→ DATA SUPPLIED
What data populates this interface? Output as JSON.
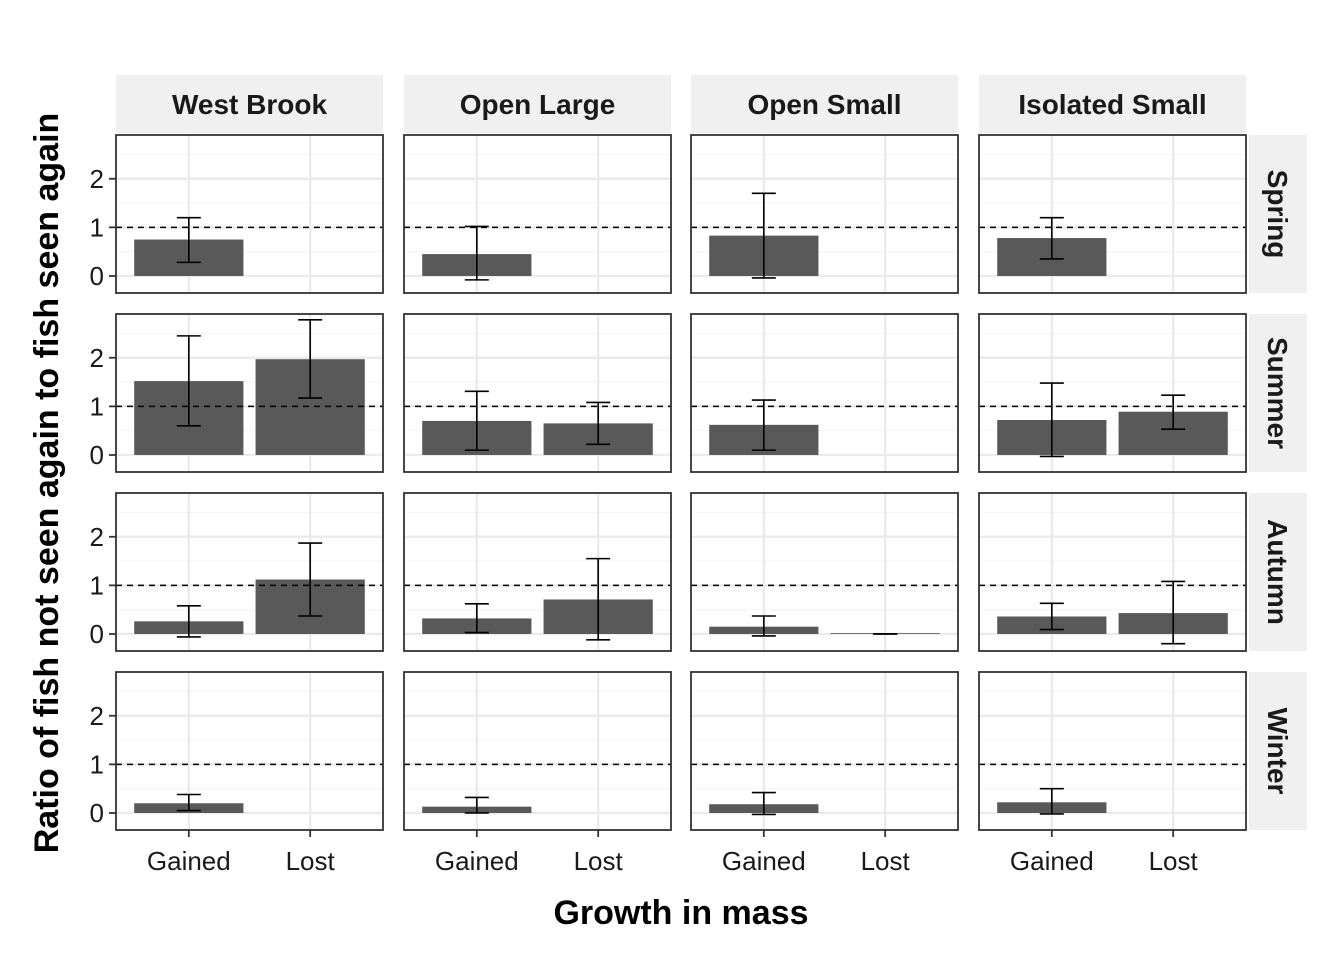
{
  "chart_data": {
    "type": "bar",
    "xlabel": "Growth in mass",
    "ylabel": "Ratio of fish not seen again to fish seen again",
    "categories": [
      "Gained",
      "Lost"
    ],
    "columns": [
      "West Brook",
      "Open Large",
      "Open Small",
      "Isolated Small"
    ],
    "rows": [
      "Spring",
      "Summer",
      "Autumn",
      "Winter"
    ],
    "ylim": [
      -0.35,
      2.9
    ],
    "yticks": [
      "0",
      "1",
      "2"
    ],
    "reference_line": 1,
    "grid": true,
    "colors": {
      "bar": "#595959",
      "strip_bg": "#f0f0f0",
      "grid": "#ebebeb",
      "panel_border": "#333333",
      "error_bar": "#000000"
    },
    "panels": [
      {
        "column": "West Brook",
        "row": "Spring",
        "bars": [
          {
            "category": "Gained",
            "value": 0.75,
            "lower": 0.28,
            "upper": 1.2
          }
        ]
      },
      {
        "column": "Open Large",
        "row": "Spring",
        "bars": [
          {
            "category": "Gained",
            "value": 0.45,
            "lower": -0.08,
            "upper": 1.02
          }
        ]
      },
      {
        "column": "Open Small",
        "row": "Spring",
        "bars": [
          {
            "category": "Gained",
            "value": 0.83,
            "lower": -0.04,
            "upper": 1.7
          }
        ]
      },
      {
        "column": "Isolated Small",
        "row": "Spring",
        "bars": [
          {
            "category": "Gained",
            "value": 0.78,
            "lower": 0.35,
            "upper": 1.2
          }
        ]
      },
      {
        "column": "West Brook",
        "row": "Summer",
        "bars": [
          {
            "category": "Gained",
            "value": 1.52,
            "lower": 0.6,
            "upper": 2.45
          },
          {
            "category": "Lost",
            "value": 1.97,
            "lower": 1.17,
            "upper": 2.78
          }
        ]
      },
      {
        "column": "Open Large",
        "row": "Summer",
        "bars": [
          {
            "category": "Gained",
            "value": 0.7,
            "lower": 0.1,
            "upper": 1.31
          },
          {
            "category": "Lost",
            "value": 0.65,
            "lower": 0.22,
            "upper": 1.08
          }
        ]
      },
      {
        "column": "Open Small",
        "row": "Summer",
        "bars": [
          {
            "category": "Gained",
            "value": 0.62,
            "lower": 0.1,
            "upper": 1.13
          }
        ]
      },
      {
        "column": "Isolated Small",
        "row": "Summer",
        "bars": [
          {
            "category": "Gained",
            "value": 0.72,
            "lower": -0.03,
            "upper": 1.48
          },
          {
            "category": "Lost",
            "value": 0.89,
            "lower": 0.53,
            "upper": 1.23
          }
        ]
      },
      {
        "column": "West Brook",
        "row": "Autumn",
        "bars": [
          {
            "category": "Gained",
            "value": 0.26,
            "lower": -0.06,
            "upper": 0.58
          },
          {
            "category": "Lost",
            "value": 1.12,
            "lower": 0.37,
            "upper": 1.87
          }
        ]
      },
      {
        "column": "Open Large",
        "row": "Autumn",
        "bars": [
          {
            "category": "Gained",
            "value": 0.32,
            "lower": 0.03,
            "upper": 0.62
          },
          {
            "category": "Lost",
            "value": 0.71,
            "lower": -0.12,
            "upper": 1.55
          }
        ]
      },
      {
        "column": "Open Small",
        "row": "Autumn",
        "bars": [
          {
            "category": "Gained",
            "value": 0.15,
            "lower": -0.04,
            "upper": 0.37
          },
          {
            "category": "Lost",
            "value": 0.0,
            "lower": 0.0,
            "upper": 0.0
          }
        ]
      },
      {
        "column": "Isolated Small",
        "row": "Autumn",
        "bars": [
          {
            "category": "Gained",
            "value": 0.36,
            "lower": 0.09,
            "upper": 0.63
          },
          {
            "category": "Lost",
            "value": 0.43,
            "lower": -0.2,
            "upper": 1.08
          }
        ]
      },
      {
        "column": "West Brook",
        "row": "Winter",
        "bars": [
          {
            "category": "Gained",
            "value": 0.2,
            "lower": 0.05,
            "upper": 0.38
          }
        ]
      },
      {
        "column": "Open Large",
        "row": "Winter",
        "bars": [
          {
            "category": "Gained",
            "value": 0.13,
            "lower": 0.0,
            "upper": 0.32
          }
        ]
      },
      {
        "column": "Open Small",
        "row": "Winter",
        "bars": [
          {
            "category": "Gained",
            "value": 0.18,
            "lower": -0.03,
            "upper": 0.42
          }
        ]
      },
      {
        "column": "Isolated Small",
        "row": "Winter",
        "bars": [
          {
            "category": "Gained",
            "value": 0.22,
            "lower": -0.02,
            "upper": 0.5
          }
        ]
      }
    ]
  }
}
* * *
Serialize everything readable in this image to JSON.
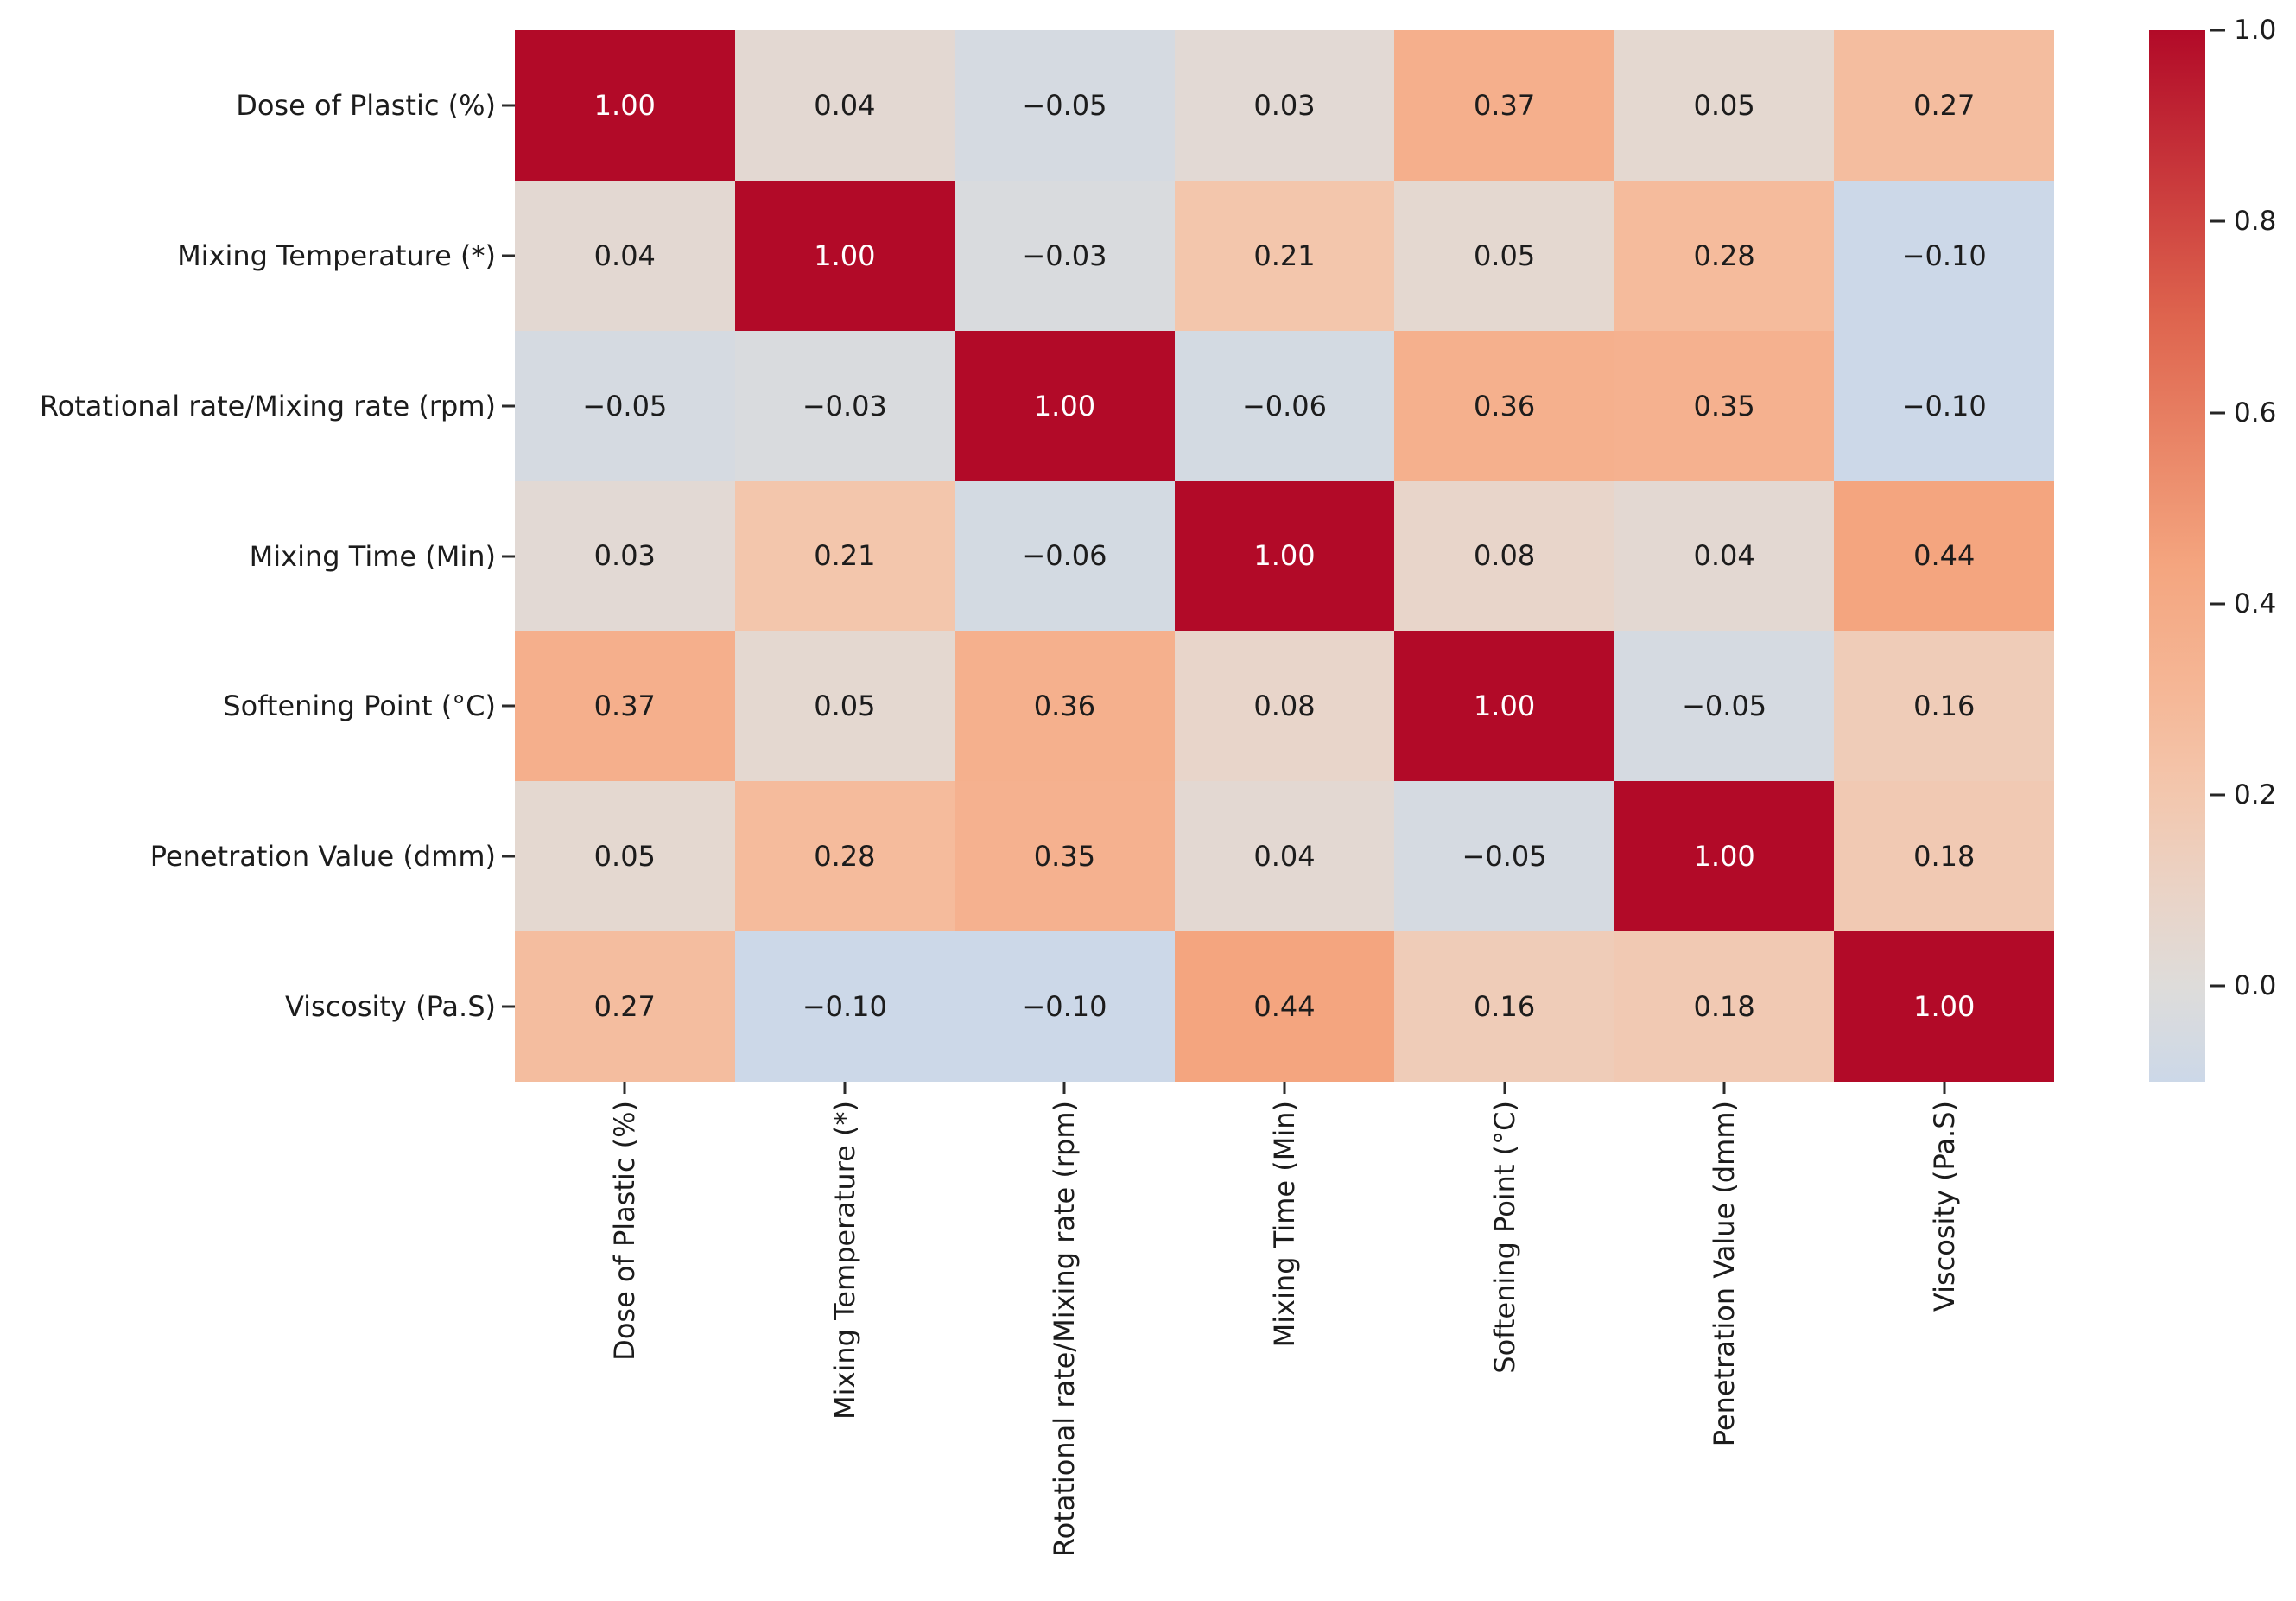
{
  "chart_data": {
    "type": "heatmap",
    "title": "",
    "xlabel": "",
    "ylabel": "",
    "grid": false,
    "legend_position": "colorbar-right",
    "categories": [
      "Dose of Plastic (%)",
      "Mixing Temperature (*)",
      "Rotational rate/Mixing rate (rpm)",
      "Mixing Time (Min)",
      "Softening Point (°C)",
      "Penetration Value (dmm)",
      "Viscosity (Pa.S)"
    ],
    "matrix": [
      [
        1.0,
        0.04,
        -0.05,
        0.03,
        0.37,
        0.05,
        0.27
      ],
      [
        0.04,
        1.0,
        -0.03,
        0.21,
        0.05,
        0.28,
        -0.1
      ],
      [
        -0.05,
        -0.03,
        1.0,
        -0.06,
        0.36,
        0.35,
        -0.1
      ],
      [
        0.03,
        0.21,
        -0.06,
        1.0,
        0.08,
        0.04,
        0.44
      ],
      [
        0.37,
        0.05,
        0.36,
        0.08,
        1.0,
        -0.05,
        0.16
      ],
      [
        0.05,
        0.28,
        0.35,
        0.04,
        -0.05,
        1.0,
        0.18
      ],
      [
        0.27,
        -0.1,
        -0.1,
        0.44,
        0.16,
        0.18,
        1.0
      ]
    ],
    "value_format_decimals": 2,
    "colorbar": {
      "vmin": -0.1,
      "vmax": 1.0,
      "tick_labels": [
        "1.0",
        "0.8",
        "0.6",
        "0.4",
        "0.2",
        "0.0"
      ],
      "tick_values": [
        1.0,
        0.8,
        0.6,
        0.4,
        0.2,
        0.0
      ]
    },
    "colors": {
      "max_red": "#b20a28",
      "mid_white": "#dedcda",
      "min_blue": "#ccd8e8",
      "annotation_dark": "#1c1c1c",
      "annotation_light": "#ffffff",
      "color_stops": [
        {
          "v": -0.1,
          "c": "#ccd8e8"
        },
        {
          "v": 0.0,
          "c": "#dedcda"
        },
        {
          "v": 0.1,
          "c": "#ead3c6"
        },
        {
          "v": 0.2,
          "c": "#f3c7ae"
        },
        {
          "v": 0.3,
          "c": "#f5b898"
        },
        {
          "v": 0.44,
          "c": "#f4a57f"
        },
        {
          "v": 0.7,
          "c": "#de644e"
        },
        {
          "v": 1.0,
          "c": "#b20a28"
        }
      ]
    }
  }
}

→ DO THIS
Return each full line of the entries that contains the word "colorbar".

→ ANSWER
    "legend_position": "colorbar-right",
    "colorbar": {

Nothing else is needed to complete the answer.